Supplied material:
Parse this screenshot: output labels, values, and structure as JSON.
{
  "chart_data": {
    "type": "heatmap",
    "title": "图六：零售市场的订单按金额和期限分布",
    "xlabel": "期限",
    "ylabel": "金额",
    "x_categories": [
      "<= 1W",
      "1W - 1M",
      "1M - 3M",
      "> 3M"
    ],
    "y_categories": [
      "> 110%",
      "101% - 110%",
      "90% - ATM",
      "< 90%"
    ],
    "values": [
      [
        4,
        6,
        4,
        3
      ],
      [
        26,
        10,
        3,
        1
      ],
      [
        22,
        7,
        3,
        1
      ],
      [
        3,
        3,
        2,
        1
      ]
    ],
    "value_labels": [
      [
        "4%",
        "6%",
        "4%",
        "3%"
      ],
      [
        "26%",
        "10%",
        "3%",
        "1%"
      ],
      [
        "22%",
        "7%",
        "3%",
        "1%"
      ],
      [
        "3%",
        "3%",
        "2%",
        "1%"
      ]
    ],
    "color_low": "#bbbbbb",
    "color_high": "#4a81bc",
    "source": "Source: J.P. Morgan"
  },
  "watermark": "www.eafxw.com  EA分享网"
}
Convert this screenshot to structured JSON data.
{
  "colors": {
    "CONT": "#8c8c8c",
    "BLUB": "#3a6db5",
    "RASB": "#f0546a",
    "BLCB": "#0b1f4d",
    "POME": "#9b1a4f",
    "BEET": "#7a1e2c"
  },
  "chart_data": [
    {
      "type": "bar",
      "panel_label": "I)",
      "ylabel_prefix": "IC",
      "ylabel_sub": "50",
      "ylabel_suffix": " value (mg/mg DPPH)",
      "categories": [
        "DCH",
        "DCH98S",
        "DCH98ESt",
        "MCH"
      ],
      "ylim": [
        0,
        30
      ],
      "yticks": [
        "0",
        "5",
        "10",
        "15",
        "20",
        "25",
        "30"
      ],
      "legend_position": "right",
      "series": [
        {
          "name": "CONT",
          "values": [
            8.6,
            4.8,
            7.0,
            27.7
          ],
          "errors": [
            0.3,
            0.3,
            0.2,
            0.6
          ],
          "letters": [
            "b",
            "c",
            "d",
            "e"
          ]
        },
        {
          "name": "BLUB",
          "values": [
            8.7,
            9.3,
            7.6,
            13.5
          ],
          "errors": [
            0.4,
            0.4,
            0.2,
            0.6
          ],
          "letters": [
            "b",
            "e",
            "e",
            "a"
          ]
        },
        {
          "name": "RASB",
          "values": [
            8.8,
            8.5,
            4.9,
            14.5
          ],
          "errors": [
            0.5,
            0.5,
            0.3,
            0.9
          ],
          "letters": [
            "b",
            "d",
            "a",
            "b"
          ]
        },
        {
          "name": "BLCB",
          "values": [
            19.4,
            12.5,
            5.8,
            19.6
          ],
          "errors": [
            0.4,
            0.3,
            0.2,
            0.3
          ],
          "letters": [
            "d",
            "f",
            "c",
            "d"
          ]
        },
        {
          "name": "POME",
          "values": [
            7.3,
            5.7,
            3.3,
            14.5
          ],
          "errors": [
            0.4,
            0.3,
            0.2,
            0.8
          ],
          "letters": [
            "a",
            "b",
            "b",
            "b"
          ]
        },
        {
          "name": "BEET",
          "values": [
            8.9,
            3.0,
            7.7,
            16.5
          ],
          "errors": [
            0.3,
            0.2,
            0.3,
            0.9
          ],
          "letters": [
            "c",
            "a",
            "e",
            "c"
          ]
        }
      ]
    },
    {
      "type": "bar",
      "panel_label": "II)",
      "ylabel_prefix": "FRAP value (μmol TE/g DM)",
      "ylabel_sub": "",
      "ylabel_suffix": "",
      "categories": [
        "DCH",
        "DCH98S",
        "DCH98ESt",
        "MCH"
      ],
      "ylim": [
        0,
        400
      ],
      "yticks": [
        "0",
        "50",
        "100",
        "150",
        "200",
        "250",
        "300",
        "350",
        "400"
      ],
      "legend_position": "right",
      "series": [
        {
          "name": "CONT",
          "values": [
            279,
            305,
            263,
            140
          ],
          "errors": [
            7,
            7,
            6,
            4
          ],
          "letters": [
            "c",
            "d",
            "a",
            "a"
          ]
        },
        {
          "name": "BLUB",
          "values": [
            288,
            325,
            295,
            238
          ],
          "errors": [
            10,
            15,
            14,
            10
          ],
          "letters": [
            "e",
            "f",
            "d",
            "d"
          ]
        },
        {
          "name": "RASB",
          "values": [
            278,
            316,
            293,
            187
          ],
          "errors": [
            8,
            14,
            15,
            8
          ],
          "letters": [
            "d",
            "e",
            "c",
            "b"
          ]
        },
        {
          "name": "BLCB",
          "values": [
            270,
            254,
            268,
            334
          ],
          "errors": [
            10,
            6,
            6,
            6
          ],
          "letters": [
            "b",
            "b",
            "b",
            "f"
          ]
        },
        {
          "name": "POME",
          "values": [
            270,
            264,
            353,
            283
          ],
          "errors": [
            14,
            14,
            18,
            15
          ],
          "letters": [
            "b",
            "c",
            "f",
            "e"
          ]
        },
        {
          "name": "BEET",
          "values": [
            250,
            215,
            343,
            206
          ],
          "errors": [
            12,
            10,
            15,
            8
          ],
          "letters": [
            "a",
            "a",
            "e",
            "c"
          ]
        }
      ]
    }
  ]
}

Instructions to follow: Report only the number of lines in the listing that contain the word "JSON".

Full solution: 2